• **STATED PROBLEM**: Quote all of the entries word for word.

[A block of data]
════════════════

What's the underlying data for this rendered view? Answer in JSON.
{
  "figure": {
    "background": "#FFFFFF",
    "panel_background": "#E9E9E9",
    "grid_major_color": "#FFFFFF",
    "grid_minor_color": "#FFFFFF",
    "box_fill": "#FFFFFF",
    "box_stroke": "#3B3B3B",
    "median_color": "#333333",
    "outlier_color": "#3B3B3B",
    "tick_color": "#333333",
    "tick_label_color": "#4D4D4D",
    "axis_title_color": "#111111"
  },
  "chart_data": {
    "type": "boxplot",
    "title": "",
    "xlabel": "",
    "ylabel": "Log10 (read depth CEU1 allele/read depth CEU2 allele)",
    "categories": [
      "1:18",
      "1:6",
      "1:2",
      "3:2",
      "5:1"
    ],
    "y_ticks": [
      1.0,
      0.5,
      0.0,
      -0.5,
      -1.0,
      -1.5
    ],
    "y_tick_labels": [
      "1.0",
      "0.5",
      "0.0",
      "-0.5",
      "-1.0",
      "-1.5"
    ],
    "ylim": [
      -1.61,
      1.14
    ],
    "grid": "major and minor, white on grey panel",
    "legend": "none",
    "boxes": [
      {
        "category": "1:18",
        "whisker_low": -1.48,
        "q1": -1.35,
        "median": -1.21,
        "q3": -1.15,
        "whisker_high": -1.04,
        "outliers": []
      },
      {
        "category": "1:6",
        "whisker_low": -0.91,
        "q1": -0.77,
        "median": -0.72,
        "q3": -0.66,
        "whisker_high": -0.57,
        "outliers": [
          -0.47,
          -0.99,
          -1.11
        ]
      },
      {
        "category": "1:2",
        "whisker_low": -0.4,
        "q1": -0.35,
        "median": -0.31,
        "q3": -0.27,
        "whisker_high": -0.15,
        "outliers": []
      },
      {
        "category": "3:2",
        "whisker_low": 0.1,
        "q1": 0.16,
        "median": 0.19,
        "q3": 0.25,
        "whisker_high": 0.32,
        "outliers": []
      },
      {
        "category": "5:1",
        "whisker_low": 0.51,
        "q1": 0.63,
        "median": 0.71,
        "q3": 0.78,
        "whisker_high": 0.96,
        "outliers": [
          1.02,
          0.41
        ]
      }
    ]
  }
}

════════════════

• **SOLUTION**:
What's the underlying data for this rendered view? Answer in JSON.
{
  "figure": {
    "background": "#FFFFFF",
    "panel_background": "#E9E9E9",
    "grid_major_color": "#FFFFFF",
    "grid_minor_color": "#FFFFFF",
    "box_fill": "#FFFFFF",
    "box_stroke": "#3B3B3B",
    "median_color": "#333333",
    "outlier_color": "#3B3B3B",
    "tick_color": "#333333",
    "tick_label_color": "#4D4D4D",
    "axis_title_color": "#111111"
  },
  "chart_data": {
    "type": "boxplot",
    "title": "",
    "xlabel": "",
    "ylabel": "Log10 (read depth CEU1 allele/read depth CEU2 allele)",
    "categories": [
      "1:18",
      "1:6",
      "1:2",
      "3:2",
      "5:1"
    ],
    "y_ticks": [
      1.0,
      0.5,
      0.0,
      -0.5,
      -1.0,
      -1.5
    ],
    "y_tick_labels": [
      "1.0",
      "0.5",
      "0.0",
      "-0.5",
      "-1.0",
      "-1.5"
    ],
    "ylim": [
      -1.61,
      1.14
    ],
    "grid": "major and minor, white on grey panel",
    "legend": "none",
    "boxes": [
      {
        "category": "1:18",
        "whisker_low": -1.48,
        "q1": -1.35,
        "median": -1.21,
        "q3": -1.15,
        "whisker_high": -1.04,
        "outliers": []
      },
      {
        "category": "1:6",
        "whisker_low": -0.91,
        "q1": -0.77,
        "median": -0.72,
        "q3": -0.66,
        "whisker_high": -0.57,
        "outliers": [
          -0.47,
          -0.99,
          -1.11
        ]
      },
      {
        "category": "1:2",
        "whisker_low": -0.4,
        "q1": -0.35,
        "median": -0.31,
        "q3": -0.27,
        "whisker_high": -0.15,
        "outliers": []
      },
      {
        "category": "3:2",
        "whisker_low": 0.1,
        "q1": 0.16,
        "median": 0.19,
        "q3": 0.25,
        "whisker_high": 0.32,
        "outliers": []
      },
      {
        "category": "5:1",
        "whisker_low": 0.51,
        "q1": 0.63,
        "median": 0.71,
        "q3": 0.78,
        "whisker_high": 0.96,
        "outliers": [
          1.02,
          0.41
        ]
      }
    ]
  }
}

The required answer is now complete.